DOCUMENT TEXT:
Translate

Total Pageviews

Tuesday, November 18, 2008

COOKING TIPS

  • The Food Vine's Cooking Tips
  • Anchovy fillets: add half to one fillet to a jus for a meaty flavour. If you have no fish stock, add an anchovy fillet to water.
  • Alligators: come in various sizes and are a great kitchen instrument for minute cutting - taking the pain away.
  • Almond Oil: is perfect to use for moulds - prevents sticking and is tasteless.
  • Bain Marie: always use boiling water and place a folded tea-towel on the bottom of the pan.
  • Butter: If your butter is too hard for creaming hold it in a dish over a flame for 30 seconds then use your hand to work in the sugar - your hand is hot too and helps the softening process.
  • Beurre Blanc: If it splits add a little cream and bring up to the boil and whisk in.
  • Crème Anglaise: let the milk almost boil then pour it onto the eggs on the side so it thickens straight away. Return eggs and milk to the pot and stir briefly – it’s ready!

GIVEN DATA:
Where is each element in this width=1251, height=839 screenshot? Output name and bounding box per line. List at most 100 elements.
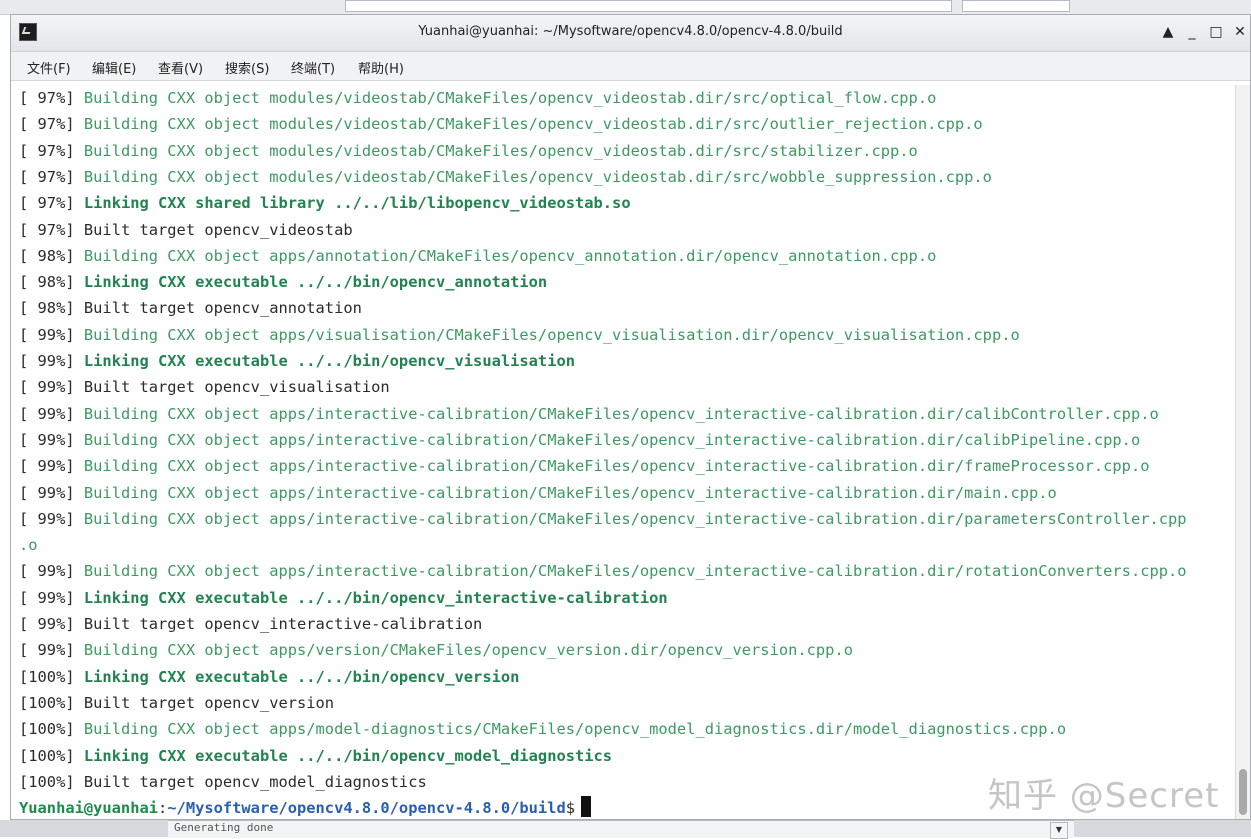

SHORT PROBLEM A: From the cooking tips, reproduce the passage that starts at the words "Total Pageviews" and ends after the words "the pain away.".
SHORT PROBLEM B: List every term that the cooking tips name before a colon to introduce a tip.

COMPLETE RESPONSE A:
Total Pageviews

Tuesday, November 18, 2008

COOKING TIPS

  • The Food Vine's Cooking Tips
  • Anchovy fillets: add half to one fillet to a jus for a meaty flavour. If you have no fish stock, add an anchovy fillet to water.
  • Alligators: come in various sizes and are a great kitchen instrument for minute cutting - taking the pain away.

COMPLETE RESPONSE B:
- Anchovy fillets
- Alligators
- Almond Oil
- Bain Marie
- Butter
- Beurre Blanc
- Crème Anglaise